Leave out the pictures and transcribe everything else exactly.

start Material for this exercise

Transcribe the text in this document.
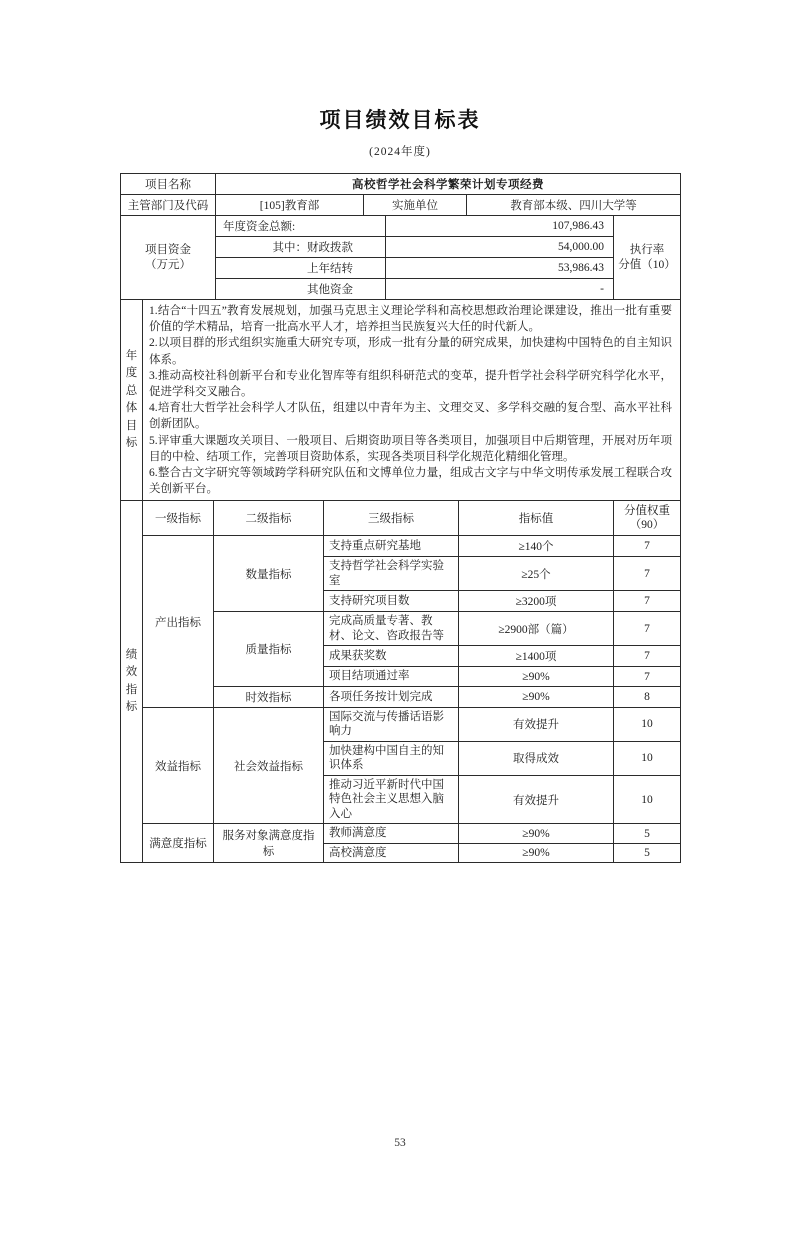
项目绩效目标表
(2024年度)
项目名称	高校哲学社会科学繁荣计划专项经费				
主管部门及代码	[105]教育部	实施单位		教育部本级、四川大学等	

项目资金
（万元）	年度资金总额:		107,986.43		执行率
分值（10）

	其中：财政拨款		54,000.00		
	上年结转		53,986.43		
	其他资金		-		
年度总体目标

1.结合“十四五”教育发展规划，加强马克思主义理论学科和高校思想政治理论课建设，推出一批有重要价值的学术精品，培育一批高水平人才，培养担当民族复兴大任的时代新人。

2.以项目群的形式组织实施重大研究专项，形成一批有分量的研究成果，加快建构中国特色的自主知识体系。

3.推动高校社科创新平台和专业化智库等有组织科研范式的变革，提升哲学社会科学研究科学化水平，促进学科交叉融合。

4.培育壮大哲学社会科学人才队伍，组建以中青年为主、文理交叉、多学科交融的复合型、高水平社科创新团队。

5.评审重大课题攻关项目、一般项目、后期资助项目等各类项目，加强项目中后期管理，开展对历年项目的中检、结项工作，完善项目资助体系，实现各类项目科学化规范化精细化管理。

6.整合古文字研究等领域跨学科研究队伍和文博单位力量，组成古文字与中华文明传承发展工程联合攻关创新平台。

绩效指标	一级指标	二级指标	三级指标	指标值	分值权重
（90）

	产出指标	数量指标	支持重点研究基地	≥140个	7
			支持哲学社会科学实验室	≥25个	7
			支持研究项目数	≥3200项	7
		质量指标	完成高质量专著、教材、论文、咨政报告等	≥2900部（篇）	7
			成果获奖数	≥1400项	7
			项目结项通过率	≥90%	7
		时效指标	各项任务按计划完成	≥90%	8
	效益指标	社会效益指标	国际交流与传播话语影响力	有效提升	10
			加快建构中国自主的知识体系	取得成效	10
			推动习近平新时代中国特色社会主义思想入脑入心	有效提升	10
	满意度指标	服务对象满意度指标	教师满意度	≥90%	5
			高校满意度	≥90%	5
53
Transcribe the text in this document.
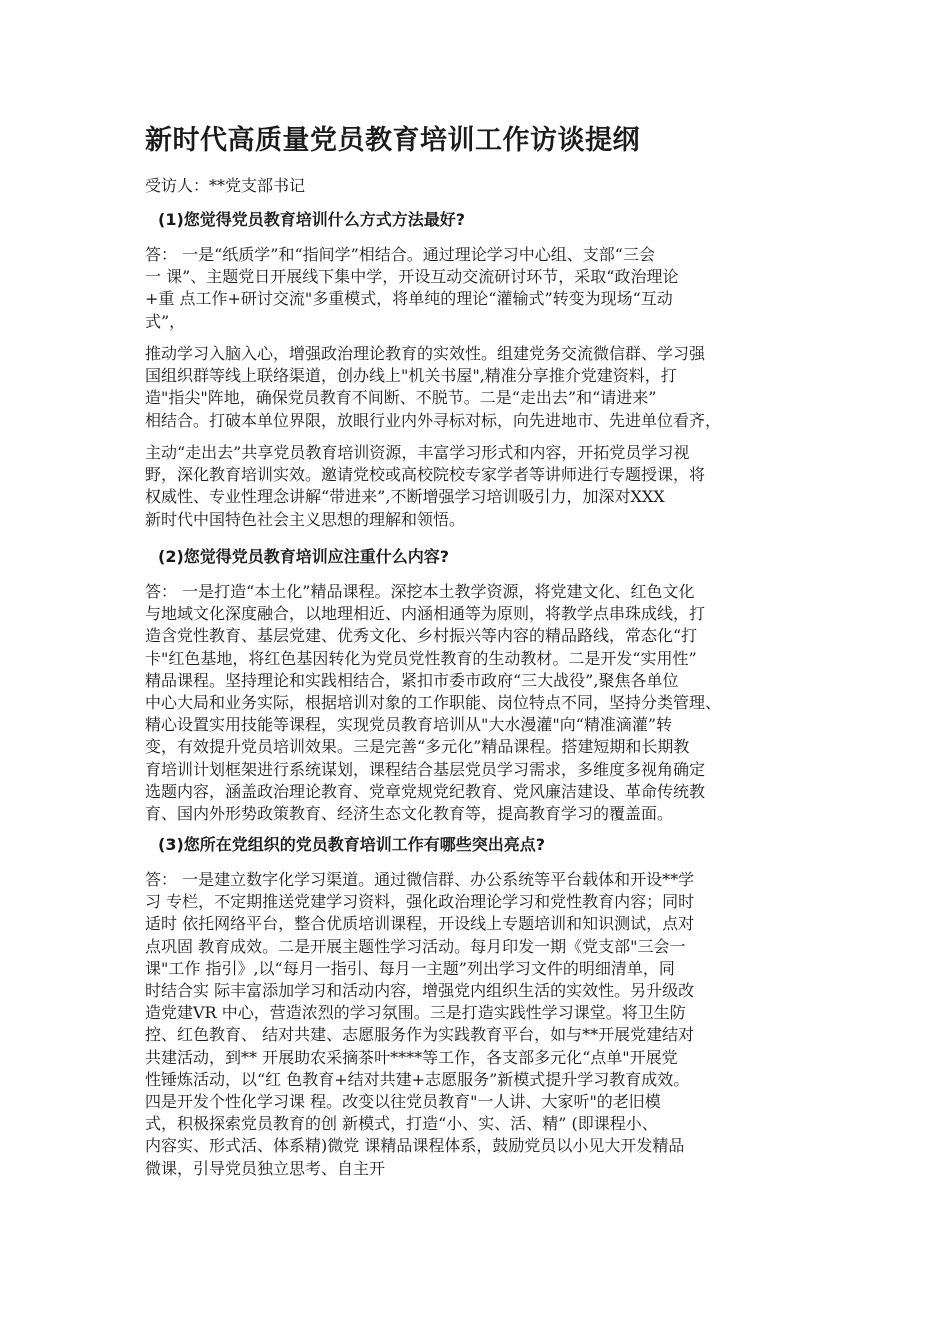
新时代高质量党员教育培训工作访谈提纲
受访人：**党支部书记
(1)您觉得党员教育培训什么方式方法最好?
答： 一是“纸质学”和“指间学”相结合。通过理论学习中心组、支部“三会
一 课”、主题党日开展线下集中学，开设互动交流研讨环节，采取“政治理论
+重 点工作+研讨交流"多重模式，将单纯的理论“灌输式”转变为现场“互动
式”，
推动学习入脑入心，增强政治理论教育的实效性。组建党务交流微信群、学习强
国组织群等线上联络渠道，创办线上"机关书屋",精准分享推介党建资料，打
造"指尖"阵地，确保党员教育不间断、不脱节。二是“走出去”和“请进来”
相结合。打破本单位界限，放眼行业内外寻标对标，向先进地市、先进单位看齐，
主动“走出去”共享党员教育培训资源，丰富学习形式和内容，开拓党员学习视
野，深化教育培训实效。邀请党校或高校院校专家学者等讲师进行专题授课，将
权威性、专业性理念讲解“带进来”,不断增强学习培训吸引力，加深对XXX
新时代中国特色社会主义思想的理解和领悟。
(2)您觉得党员教育培训应注重什么内容?
答： 一是打造“本土化”精品课程。深挖本土教学资源，将党建文化、红色文化
与地域文化深度融合，以地理相近、内涵相通等为原则，将教学点串珠成线，打
造含党性教育、基层党建、优秀文化、乡村振兴等内容的精品路线，常态化“打
卡"红色基地，将红色基因转化为党员党性教育的生动教材。二是开发“实用性”
精品课程。坚持理论和实践相结合，紧扣市委市政府“三大战役”,聚焦各单位
中心大局和业务实际，根据培训对象的工作职能、岗位特点不同，坚持分类管理、
精心设置实用技能等课程，实现党员教育培训从"大水漫灌"向“精准滴灌”转
变，有效提升党员培训效果。三是完善“多元化”精品课程。搭建短期和长期教
育培训计划框架进行系统谋划，课程结合基层党员学习需求，多维度多视角确定
选题内容，涵盖政治理论教育、党章党规党纪教育、党风廉洁建设、革命传统教
育、国内外形势政策教育、经济生态文化教育等，提高教育学习的覆盖面。
(3)您所在党组织的党员教育培训工作有哪些突出亮点?
答： 一是建立数字化学习渠道。通过微信群、办公系统等平台载体和开设**学
习 专栏，不定期推送党建学习资料，强化政治理论学习和党性教育内容；同时
适时 依托网络平台，整合优质培训课程，开设线上专题培训和知识测试，点对
点巩固 教育成效。二是开展主题性学习活动。每月印发一期《党支部"三会一
课"工作 指引》,以“每月一指引、每月一主题”列出学习文件的明细清单，同
时结合实 际丰富添加学习和活动内容，增强党内组织生活的实效性。另升级改
造党建VR 中心，营造浓烈的学习氛围。三是打造实践性学习课堂。将卫生防
控、红色教育、 结对共建、志愿服务作为实践教育平台，如与**开展党建结对
共建活动，到** 开展助农采摘茶叶****等工作，各支部多元化“点单"开展党
性锤炼活动，以“红 色教育+结对共建+志愿服务”新模式提升学习教育成效。
四是开发个性化学习课 程。改变以往党员教育"一人讲、大家听"的老旧模
式，积极探索党员教育的创 新模式，打造“小、实、活、精” (即课程小、
内容实、形式活、体系精)微党 课精品课程体系，鼓励党员以小见大开发精品
微课，引导党员独立思考、自主开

end Material for this exercise

> [Answer to the exercise]:
Transcribe the text in this document.
项目绩效目标表
(2024年度)
项目名称	高校哲学社会科学繁荣计划专项经费				
主管部门及代码	[105]教育部	实施单位		教育部本级、四川大学等	

项目资金
（万元）	年度资金总额:		107,986.43		执行率
分值（10）

	其中：财政拨款		54,000.00		
	上年结转		53,986.43		
	其他资金		-		
年度总体目标

1.结合“十四五”教育发展规划，加强马克思主义理论学科和高校思想政治理论课建设，推出一批有重要价值的学术精品，培育一批高水平人才，培养担当民族复兴大任的时代新人。

2.以项目群的形式组织实施重大研究专项，形成一批有分量的研究成果，加快建构中国特色的自主知识体系。

3.推动高校社科创新平台和专业化智库等有组织科研范式的变革，提升哲学社会科学研究科学化水平，促进学科交叉融合。

4.培育壮大哲学社会科学人才队伍，组建以中青年为主、文理交叉、多学科交融的复合型、高水平社科创新团队。

5.评审重大课题攻关项目、一般项目、后期资助项目等各类项目，加强项目中后期管理，开展对历年项目的中检、结项工作，完善项目资助体系，实现各类项目科学化规范化精细化管理。

6.整合古文字研究等领域跨学科研究队伍和文博单位力量，组成古文字与中华文明传承发展工程联合攻关创新平台。

绩效指标	一级指标	二级指标	三级指标	指标值	分值权重
（90）

	产出指标	数量指标	支持重点研究基地	≥140个	7
			支持哲学社会科学实验室	≥25个	7
			支持研究项目数	≥3200项	7
		质量指标	完成高质量专著、教材、论文、咨政报告等	≥2900部（篇）	7
			成果获奖数	≥1400项	7
			项目结项通过率	≥90%	7
		时效指标	各项任务按计划完成	≥90%	8
	效益指标	社会效益指标	国际交流与传播话语影响力	有效提升	10
			加快建构中国自主的知识体系	取得成效	10
			推动习近平新时代中国特色社会主义思想入脑入心	有效提升	10
	满意度指标	服务对象满意度指标	教师满意度	≥90%	5
			高校满意度	≥90%	5
53
Transcribe the text in this document.
新时代高质量党员教育培训工作访谈提纲
受访人：**党支部书记
(1)您觉得党员教育培训什么方式方法最好?
答： 一是“纸质学”和“指间学”相结合。通过理论学习中心组、支部“三会
一 课”、主题党日开展线下集中学，开设互动交流研讨环节，采取“政治理论
+重 点工作+研讨交流"多重模式，将单纯的理论“灌输式”转变为现场“互动
式”，
推动学习入脑入心，增强政治理论教育的实效性。组建党务交流微信群、学习强
国组织群等线上联络渠道，创办线上"机关书屋",精准分享推介党建资料，打
造"指尖"阵地，确保党员教育不间断、不脱节。二是“走出去”和“请进来”
相结合。打破本单位界限，放眼行业内外寻标对标，向先进地市、先进单位看齐，
主动“走出去”共享党员教育培训资源，丰富学习形式和内容，开拓党员学习视
野，深化教育培训实效。邀请党校或高校院校专家学者等讲师进行专题授课，将
权威性、专业性理念讲解“带进来”,不断增强学习培训吸引力，加深对XXX
新时代中国特色社会主义思想的理解和领悟。
(2)您觉得党员教育培训应注重什么内容?
答： 一是打造“本土化”精品课程。深挖本土教学资源，将党建文化、红色文化
与地域文化深度融合，以地理相近、内涵相通等为原则，将教学点串珠成线，打
造含党性教育、基层党建、优秀文化、乡村振兴等内容的精品路线，常态化“打
卡"红色基地，将红色基因转化为党员党性教育的生动教材。二是开发“实用性”
精品课程。坚持理论和实践相结合，紧扣市委市政府“三大战役”,聚焦各单位
中心大局和业务实际，根据培训对象的工作职能、岗位特点不同，坚持分类管理、
精心设置实用技能等课程，实现党员教育培训从"大水漫灌"向“精准滴灌”转
变，有效提升党员培训效果。三是完善“多元化”精品课程。搭建短期和长期教
育培训计划框架进行系统谋划，课程结合基层党员学习需求，多维度多视角确定
选题内容，涵盖政治理论教育、党章党规党纪教育、党风廉洁建设、革命传统教
育、国内外形势政策教育、经济生态文化教育等，提高教育学习的覆盖面。
(3)您所在党组织的党员教育培训工作有哪些突出亮点?
答： 一是建立数字化学习渠道。通过微信群、办公系统等平台载体和开设**学
习 专栏，不定期推送党建学习资料，强化政治理论学习和党性教育内容；同时
适时 依托网络平台，整合优质培训课程，开设线上专题培训和知识测试，点对
点巩固 教育成效。二是开展主题性学习活动。每月印发一期《党支部"三会一
课"工作 指引》,以“每月一指引、每月一主题”列出学习文件的明细清单，同
时结合实 际丰富添加学习和活动内容，增强党内组织生活的实效性。另升级改
造党建VR 中心，营造浓烈的学习氛围。三是打造实践性学习课堂。将卫生防
控、红色教育、 结对共建、志愿服务作为实践教育平台，如与**开展党建结对
共建活动，到** 开展助农采摘茶叶****等工作，各支部多元化“点单"开展党
性锤炼活动，以“红 色教育+结对共建+志愿服务”新模式提升学习教育成效。
四是开发个性化学习课 程。改变以往党员教育"一人讲、大家听"的老旧模
式，积极探索党员教育的创 新模式，打造“小、实、活、精” (即课程小、
内容实、形式活、体系精)微党 课精品课程体系，鼓励党员以小见大开发精品
微课，引导党员独立思考、自主开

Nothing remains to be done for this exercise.